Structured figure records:

====================

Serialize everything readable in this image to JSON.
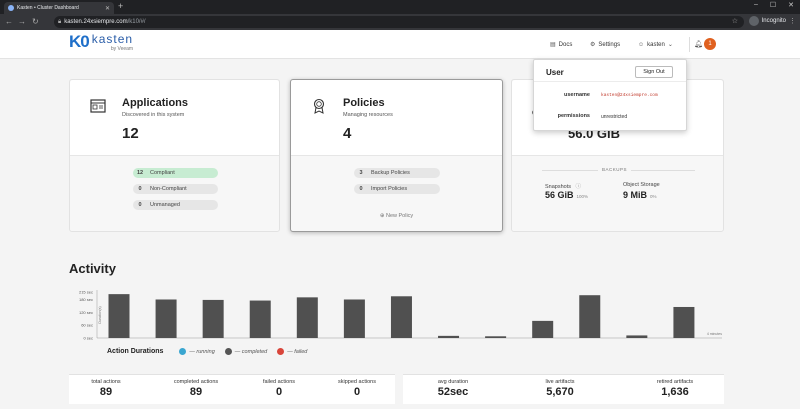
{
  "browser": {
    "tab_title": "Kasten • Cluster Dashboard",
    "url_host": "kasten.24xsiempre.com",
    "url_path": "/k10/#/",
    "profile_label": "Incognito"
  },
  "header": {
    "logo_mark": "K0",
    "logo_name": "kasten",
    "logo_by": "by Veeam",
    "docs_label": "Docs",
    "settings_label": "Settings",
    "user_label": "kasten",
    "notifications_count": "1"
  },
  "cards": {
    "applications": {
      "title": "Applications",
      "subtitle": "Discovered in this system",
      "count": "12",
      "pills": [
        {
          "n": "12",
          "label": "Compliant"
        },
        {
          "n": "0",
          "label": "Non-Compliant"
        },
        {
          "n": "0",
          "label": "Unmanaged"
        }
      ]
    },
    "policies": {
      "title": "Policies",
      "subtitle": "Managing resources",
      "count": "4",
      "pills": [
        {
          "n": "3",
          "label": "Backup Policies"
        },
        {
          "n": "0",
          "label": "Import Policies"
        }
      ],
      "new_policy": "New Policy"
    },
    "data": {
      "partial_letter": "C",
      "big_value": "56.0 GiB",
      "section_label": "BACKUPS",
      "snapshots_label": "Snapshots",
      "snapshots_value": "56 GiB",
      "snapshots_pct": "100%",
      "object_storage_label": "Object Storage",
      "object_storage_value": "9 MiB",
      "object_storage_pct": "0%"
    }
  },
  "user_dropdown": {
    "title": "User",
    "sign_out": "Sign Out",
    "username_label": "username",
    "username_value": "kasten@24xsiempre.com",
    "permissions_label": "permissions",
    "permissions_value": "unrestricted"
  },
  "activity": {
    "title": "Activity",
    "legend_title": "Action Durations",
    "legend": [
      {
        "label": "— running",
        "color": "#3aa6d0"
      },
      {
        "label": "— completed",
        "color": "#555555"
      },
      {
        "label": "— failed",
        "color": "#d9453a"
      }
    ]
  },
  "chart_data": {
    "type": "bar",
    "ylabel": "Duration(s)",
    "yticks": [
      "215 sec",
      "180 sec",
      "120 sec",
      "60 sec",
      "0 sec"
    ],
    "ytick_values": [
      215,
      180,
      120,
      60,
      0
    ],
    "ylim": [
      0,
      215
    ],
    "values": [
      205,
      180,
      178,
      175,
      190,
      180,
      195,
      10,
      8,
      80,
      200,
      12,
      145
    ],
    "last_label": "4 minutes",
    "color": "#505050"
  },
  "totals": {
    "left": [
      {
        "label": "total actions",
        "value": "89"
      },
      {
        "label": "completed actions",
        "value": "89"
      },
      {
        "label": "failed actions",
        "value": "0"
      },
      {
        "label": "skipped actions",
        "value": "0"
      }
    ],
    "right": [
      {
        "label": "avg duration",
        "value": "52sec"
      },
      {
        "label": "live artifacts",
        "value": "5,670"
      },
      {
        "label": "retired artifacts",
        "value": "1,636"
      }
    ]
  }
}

====================

Stated exercise: The data above needs to be retyped exactly, with the images left out.

Result of the task:
Serialize everything readable in this image to JSON.
{
  "browser": {
    "tab_title": "Kasten • Cluster Dashboard",
    "url_host": "kasten.24xsiempre.com",
    "url_path": "/k10/#/",
    "profile_label": "Incognito"
  },
  "header": {
    "logo_mark": "K0",
    "logo_name": "kasten",
    "logo_by": "by Veeam",
    "docs_label": "Docs",
    "settings_label": "Settings",
    "user_label": "kasten",
    "notifications_count": "1"
  },
  "cards": {
    "applications": {
      "title": "Applications",
      "subtitle": "Discovered in this system",
      "count": "12",
      "pills": [
        {
          "n": "12",
          "label": "Compliant"
        },
        {
          "n": "0",
          "label": "Non-Compliant"
        },
        {
          "n": "0",
          "label": "Unmanaged"
        }
      ]
    },
    "policies": {
      "title": "Policies",
      "subtitle": "Managing resources",
      "count": "4",
      "pills": [
        {
          "n": "3",
          "label": "Backup Policies"
        },
        {
          "n": "0",
          "label": "Import Policies"
        }
      ],
      "new_policy": "New Policy"
    },
    "data": {
      "partial_letter": "C",
      "big_value": "56.0 GiB",
      "section_label": "BACKUPS",
      "snapshots_label": "Snapshots",
      "snapshots_value": "56 GiB",
      "snapshots_pct": "100%",
      "object_storage_label": "Object Storage",
      "object_storage_value": "9 MiB",
      "object_storage_pct": "0%"
    }
  },
  "user_dropdown": {
    "title": "User",
    "sign_out": "Sign Out",
    "username_label": "username",
    "username_value": "kasten@24xsiempre.com",
    "permissions_label": "permissions",
    "permissions_value": "unrestricted"
  },
  "activity": {
    "title": "Activity",
    "legend_title": "Action Durations",
    "legend": [
      {
        "label": "— running",
        "color": "#3aa6d0"
      },
      {
        "label": "— completed",
        "color": "#555555"
      },
      {
        "label": "— failed",
        "color": "#d9453a"
      }
    ]
  },
  "chart_data": {
    "type": "bar",
    "ylabel": "Duration(s)",
    "yticks": [
      "215 sec",
      "180 sec",
      "120 sec",
      "60 sec",
      "0 sec"
    ],
    "ytick_values": [
      215,
      180,
      120,
      60,
      0
    ],
    "ylim": [
      0,
      215
    ],
    "values": [
      205,
      180,
      178,
      175,
      190,
      180,
      195,
      10,
      8,
      80,
      200,
      12,
      145
    ],
    "last_label": "4 minutes",
    "color": "#505050"
  },
  "totals": {
    "left": [
      {
        "label": "total actions",
        "value": "89"
      },
      {
        "label": "completed actions",
        "value": "89"
      },
      {
        "label": "failed actions",
        "value": "0"
      },
      {
        "label": "skipped actions",
        "value": "0"
      }
    ],
    "right": [
      {
        "label": "avg duration",
        "value": "52sec"
      },
      {
        "label": "live artifacts",
        "value": "5,670"
      },
      {
        "label": "retired artifacts",
        "value": "1,636"
      }
    ]
  }
}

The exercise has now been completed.